Given problem —
Continue the mailing-list post about predictions and duplications from the point where it stops.

Passage given —
▬▬▬

Re: Predictions & duplications

From: Marchal <marchal.domain.name.hidden>
Date: Tue Oct 30 09:11:33 2001

I comment again a relatively old post by Juergen Schmidhuber.


>Juergen: The thing is: when you generate them all, and assume that all are
>equally likely, in the sense that all beginnings of all strings are
>uniformly distributed, then you cannot explain why the regular universes
>keep being regular. The random futures are then just as likely as the
>nonrandom ones.
>So you NEED something additional to explain the ongoing regularity.
>You need something like the Speed Prior, which greatly favors regular
>futures over others.
>
>> Bruno: Take for exemple the iterated duplication experience/experiment.
>> It can be automated by a very simple program. After 64 iterations
>> there will be 1,84467.10^19 agents, and most of them will have
>> an incompressible 01-history. With the comp indeterminism it is
>> much more likely you will get such a really random string
>> (independently of the fact that you will be unable to prove it is
>> really random). Those with computable strings will be exceptional, so
>> that, if those agents work together they will consider (even with
>> Bayes) that the simple self-multiplying algorithm is the simplest
>> and shorter explanation, for those randomeness appearances.

▬▬▬

Excerpted data —
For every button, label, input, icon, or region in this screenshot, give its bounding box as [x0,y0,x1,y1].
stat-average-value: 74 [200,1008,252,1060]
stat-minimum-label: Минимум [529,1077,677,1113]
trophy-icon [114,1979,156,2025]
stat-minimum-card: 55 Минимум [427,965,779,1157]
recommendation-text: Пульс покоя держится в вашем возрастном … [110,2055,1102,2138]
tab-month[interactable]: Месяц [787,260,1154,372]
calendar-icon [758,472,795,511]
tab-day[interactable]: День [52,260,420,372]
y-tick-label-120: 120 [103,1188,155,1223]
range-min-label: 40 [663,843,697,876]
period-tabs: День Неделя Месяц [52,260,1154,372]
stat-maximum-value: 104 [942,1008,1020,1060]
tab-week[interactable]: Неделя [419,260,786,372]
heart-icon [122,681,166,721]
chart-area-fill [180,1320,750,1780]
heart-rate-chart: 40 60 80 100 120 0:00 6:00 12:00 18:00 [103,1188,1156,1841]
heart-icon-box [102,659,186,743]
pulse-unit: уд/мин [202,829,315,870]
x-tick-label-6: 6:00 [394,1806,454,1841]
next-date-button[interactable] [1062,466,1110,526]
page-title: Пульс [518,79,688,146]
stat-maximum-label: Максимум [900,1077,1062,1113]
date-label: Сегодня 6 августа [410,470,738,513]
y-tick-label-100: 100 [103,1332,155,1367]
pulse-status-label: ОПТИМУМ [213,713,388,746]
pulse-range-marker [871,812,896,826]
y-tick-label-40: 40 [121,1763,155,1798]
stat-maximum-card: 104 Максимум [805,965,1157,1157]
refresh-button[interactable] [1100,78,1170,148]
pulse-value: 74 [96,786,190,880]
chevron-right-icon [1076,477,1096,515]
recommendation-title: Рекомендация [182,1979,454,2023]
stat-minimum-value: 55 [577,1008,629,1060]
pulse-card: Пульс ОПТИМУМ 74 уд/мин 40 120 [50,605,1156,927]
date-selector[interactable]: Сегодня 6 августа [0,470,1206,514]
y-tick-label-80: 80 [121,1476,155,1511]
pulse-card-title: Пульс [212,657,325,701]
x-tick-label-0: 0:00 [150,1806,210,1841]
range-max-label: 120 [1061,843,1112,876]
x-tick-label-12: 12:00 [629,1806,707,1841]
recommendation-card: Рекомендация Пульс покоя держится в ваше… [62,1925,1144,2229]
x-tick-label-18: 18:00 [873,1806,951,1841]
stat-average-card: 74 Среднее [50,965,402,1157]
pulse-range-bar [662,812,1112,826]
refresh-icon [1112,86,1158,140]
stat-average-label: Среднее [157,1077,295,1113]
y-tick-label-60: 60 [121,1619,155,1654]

▬▬▬

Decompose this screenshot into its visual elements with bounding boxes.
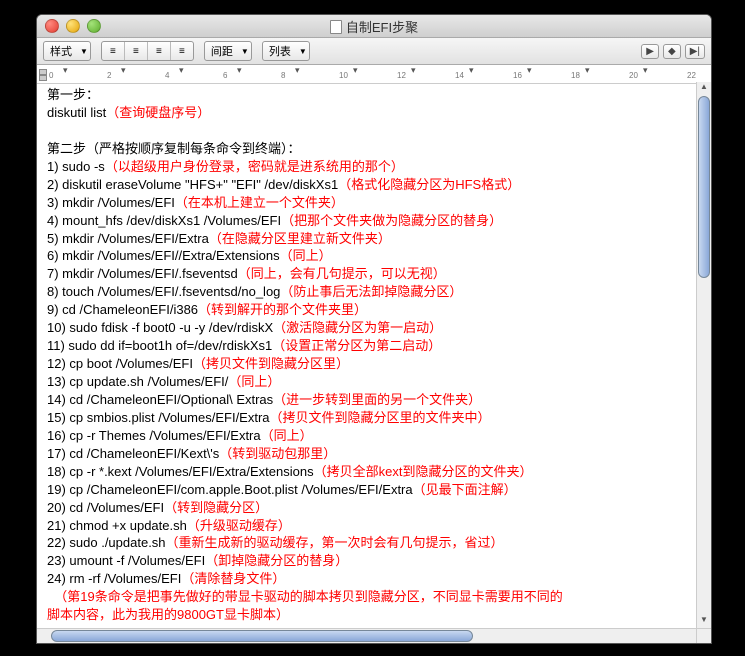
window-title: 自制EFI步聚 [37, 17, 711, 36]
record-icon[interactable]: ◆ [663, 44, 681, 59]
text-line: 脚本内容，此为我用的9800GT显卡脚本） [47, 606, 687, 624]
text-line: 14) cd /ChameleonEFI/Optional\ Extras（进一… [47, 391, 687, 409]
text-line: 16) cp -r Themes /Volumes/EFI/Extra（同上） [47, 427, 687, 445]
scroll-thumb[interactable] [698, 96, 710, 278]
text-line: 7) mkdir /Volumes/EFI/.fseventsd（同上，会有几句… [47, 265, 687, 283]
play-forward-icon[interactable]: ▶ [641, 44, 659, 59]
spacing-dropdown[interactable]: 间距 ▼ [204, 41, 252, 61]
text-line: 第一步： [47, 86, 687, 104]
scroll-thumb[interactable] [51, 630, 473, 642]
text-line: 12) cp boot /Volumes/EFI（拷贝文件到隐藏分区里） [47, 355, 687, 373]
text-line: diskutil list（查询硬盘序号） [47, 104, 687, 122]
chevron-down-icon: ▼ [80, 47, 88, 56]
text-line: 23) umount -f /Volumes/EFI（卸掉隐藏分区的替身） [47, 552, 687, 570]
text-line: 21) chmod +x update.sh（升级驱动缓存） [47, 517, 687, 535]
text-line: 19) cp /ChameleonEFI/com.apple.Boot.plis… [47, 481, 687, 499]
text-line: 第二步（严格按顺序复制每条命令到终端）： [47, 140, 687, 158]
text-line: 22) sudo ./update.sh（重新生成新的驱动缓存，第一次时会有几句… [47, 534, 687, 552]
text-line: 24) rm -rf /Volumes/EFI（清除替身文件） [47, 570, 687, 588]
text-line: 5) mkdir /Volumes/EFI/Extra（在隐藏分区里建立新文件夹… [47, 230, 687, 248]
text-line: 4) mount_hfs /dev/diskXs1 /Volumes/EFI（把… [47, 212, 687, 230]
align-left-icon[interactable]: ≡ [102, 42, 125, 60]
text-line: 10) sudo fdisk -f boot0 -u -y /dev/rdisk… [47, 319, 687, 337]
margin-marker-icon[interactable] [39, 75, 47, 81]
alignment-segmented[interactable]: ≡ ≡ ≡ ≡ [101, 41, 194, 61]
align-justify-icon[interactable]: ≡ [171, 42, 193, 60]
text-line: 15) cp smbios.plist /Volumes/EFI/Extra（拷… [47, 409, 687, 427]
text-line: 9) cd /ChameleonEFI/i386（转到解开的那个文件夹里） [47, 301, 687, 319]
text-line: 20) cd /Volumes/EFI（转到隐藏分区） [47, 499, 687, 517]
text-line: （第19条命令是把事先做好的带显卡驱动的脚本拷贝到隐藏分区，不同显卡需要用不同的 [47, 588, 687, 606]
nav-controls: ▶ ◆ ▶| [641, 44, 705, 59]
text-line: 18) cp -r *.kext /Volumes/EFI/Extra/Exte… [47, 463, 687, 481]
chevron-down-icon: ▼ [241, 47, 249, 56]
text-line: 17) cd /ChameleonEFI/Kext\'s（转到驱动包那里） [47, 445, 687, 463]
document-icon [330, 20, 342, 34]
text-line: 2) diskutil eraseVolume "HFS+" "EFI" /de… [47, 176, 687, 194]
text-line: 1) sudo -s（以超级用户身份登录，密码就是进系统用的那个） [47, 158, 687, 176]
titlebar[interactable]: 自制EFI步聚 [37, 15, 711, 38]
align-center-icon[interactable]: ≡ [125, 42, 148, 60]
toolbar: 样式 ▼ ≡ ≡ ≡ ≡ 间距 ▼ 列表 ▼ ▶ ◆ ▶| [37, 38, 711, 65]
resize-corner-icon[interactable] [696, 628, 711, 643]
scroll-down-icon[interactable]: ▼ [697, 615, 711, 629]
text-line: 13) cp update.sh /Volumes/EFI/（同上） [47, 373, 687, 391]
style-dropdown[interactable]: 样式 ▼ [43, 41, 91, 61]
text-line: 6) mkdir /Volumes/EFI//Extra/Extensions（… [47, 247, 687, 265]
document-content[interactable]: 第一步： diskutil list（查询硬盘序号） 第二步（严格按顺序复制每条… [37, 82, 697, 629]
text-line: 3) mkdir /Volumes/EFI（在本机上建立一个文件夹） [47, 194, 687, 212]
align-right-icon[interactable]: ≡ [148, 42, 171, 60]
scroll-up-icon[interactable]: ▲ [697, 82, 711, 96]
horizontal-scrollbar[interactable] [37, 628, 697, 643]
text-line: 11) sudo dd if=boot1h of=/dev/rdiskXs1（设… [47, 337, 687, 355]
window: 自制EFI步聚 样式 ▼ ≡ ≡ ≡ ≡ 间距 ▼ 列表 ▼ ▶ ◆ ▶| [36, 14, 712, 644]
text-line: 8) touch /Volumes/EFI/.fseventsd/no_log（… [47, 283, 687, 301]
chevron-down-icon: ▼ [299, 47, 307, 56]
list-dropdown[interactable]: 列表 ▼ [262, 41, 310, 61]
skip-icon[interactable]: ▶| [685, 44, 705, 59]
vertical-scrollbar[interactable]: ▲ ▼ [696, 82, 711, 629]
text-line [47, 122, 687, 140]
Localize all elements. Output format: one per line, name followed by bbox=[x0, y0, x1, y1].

▬▬▬

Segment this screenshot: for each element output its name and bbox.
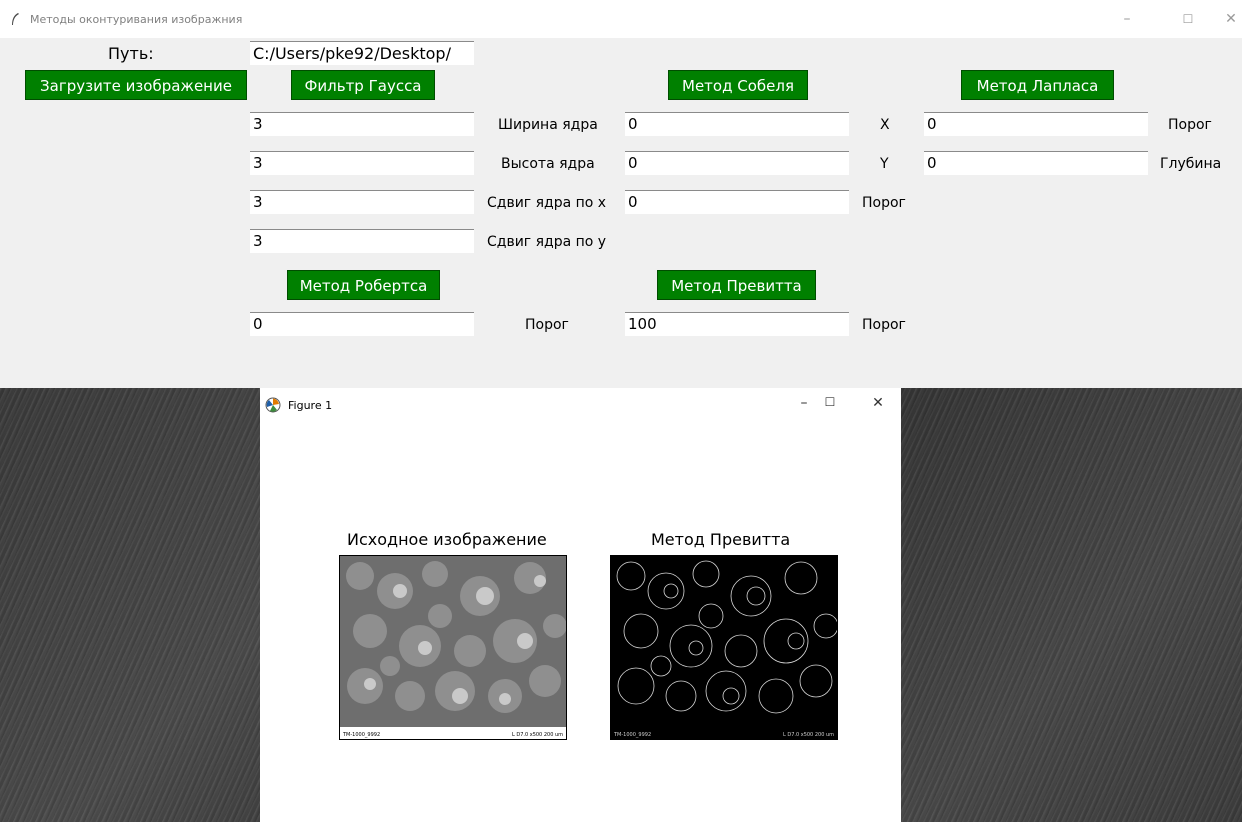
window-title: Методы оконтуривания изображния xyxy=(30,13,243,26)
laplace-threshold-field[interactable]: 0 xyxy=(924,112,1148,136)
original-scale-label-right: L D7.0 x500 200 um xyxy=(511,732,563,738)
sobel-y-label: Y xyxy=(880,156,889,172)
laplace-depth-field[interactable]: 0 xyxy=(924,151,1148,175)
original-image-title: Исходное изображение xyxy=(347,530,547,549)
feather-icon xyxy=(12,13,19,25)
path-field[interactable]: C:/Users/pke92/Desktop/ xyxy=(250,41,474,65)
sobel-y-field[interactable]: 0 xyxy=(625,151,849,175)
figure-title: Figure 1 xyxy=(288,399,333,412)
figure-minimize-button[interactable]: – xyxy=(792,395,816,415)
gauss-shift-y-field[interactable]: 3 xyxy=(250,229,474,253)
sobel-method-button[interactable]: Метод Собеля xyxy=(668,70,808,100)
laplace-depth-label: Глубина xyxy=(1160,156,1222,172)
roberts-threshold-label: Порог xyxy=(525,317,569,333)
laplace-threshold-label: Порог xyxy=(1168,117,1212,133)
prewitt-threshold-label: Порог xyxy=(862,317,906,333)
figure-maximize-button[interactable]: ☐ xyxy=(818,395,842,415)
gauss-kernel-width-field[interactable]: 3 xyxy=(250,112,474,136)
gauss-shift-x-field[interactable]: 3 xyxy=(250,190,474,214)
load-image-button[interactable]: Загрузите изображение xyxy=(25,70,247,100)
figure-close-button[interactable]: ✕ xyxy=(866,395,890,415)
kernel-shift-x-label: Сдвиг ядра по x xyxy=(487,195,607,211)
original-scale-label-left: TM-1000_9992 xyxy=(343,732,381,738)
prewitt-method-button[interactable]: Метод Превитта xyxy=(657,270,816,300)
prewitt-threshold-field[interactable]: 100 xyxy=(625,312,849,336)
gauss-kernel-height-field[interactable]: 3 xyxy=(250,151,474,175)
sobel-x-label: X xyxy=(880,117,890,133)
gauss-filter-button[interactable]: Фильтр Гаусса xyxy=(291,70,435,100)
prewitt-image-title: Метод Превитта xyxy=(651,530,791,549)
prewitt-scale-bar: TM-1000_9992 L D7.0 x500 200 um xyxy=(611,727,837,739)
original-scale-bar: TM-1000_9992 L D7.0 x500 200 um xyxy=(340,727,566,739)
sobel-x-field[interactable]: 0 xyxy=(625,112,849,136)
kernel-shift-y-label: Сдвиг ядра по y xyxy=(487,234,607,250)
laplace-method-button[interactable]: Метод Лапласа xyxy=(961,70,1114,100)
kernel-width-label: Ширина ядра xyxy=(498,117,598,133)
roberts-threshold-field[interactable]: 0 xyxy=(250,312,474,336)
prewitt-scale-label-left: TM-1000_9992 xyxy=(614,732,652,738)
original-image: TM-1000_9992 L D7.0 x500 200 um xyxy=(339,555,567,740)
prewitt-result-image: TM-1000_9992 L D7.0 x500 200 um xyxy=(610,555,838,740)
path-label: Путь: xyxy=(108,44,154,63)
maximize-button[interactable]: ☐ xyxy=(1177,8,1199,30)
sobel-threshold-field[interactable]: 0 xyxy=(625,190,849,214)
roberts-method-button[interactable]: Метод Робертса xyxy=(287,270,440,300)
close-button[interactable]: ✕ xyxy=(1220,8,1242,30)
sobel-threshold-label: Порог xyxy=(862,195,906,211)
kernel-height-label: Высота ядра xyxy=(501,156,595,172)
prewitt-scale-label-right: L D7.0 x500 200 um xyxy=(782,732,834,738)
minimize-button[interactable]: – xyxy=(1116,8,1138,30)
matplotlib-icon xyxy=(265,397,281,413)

▬▬▬

Response —
>
>Juergen: But don't you see? Why does a particular agent, say,
>yourself, with a
>nonrandom past, have a nonrandom future?


But we have random future. Just send a sequence of particles in the state
1/sqrt(2)( up + down ) through an "analyser". Write 0 and 1 each time
a particular particle go through. Both QM+comp (Everett) or comp
alone (I will not elaborate !) explain this first person (plural) point
of view randomization by a relative
self-multiplication/division/differentiation.
As I said the simple self-multiplying algorithm is the simplest and
shorter
explanation, for those randomness appearances.


>Why is your computer still there
>after one second, although in a truly random world it would immediately
>dissolve?


No one says reality is *only* a truly random
realm, especially when third person reality is given by UD*, the trace
of the Universal Dovetailer. Arithmetically it is just the set of true
\sigma_1 sentences. That's our (third person) atomic truth. Of course
those truth are "UD" provable.


>Why do pencils keep falling down instead of up, when the
>futures where they fall up are just as likely?


Because those sets of machine accessible arithmetical truth, as viewed
by the machines themselves (this introduce the modalities) is
highly structured.

Indeed the UD has this nasty habit of dovetailing on the reals, so that
some
randomisation is at work. But some equilibrium between randomization
and local lawfullness has to be made in the limit (where first person
point of views are eventually defined in Plato Heaven).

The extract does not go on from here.